— The problem —
Count every line of these entries that holds the word "Increase", and reply with the number only.

___ Given data

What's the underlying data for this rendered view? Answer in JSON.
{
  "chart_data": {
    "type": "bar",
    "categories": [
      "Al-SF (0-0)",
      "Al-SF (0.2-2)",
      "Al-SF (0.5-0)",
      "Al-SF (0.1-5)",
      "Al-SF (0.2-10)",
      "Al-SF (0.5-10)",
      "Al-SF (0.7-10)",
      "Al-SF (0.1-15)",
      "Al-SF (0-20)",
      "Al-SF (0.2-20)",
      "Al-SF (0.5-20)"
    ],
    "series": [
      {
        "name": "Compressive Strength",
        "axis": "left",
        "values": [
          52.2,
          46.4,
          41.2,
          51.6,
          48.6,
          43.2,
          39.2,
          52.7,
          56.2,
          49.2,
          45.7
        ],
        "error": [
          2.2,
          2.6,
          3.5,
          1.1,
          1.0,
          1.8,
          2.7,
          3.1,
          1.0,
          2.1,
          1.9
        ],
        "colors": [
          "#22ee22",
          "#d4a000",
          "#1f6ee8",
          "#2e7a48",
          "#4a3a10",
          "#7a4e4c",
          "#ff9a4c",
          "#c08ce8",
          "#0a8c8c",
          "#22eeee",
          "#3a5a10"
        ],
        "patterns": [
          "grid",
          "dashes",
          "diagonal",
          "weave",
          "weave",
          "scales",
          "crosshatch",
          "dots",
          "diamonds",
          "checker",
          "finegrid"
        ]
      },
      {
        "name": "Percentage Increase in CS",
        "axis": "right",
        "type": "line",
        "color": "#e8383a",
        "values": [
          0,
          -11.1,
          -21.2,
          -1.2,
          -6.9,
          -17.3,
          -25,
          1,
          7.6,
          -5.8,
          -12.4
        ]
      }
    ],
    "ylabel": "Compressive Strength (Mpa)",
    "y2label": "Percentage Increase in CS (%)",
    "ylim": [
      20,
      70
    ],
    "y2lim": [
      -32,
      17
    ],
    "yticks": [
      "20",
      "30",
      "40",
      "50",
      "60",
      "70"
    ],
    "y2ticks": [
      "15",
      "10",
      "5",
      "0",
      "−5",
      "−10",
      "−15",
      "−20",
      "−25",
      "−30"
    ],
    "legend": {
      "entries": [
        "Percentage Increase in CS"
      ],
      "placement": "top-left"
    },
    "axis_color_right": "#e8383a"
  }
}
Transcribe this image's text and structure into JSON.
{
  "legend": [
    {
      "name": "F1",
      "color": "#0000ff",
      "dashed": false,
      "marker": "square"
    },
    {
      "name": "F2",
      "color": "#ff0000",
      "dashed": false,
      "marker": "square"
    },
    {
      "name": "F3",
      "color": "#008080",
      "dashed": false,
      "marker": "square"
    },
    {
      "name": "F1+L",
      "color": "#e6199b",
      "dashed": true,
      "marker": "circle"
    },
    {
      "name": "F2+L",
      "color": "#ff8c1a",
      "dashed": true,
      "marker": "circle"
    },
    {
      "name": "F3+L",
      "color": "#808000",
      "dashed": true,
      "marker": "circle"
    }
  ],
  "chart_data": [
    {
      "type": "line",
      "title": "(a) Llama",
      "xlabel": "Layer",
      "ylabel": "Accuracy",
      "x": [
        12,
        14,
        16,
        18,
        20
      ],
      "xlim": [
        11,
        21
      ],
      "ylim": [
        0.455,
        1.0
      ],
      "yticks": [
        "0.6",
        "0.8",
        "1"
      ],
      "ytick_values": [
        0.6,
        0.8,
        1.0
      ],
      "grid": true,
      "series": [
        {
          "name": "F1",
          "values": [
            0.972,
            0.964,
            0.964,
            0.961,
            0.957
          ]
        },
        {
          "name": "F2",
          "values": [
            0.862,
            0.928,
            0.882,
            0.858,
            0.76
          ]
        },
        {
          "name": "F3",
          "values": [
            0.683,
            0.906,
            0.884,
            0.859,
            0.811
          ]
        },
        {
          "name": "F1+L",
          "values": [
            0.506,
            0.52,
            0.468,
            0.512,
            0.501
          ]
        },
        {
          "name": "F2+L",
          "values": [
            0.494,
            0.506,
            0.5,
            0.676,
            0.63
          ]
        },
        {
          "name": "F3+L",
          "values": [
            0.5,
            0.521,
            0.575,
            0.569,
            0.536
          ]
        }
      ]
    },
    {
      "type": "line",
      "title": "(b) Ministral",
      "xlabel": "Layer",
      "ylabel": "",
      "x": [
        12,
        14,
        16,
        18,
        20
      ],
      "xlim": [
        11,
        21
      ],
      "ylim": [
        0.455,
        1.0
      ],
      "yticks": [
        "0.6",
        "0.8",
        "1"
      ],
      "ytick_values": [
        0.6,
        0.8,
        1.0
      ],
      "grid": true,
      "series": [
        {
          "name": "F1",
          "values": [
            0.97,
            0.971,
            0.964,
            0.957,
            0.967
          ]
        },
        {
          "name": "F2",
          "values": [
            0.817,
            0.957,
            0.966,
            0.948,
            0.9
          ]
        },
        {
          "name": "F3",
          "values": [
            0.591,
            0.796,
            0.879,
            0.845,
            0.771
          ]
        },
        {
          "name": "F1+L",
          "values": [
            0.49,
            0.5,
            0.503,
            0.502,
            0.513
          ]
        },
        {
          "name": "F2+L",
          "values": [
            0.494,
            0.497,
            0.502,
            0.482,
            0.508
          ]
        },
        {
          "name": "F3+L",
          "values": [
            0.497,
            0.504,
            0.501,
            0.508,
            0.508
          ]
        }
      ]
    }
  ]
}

______

— Complete answer —
3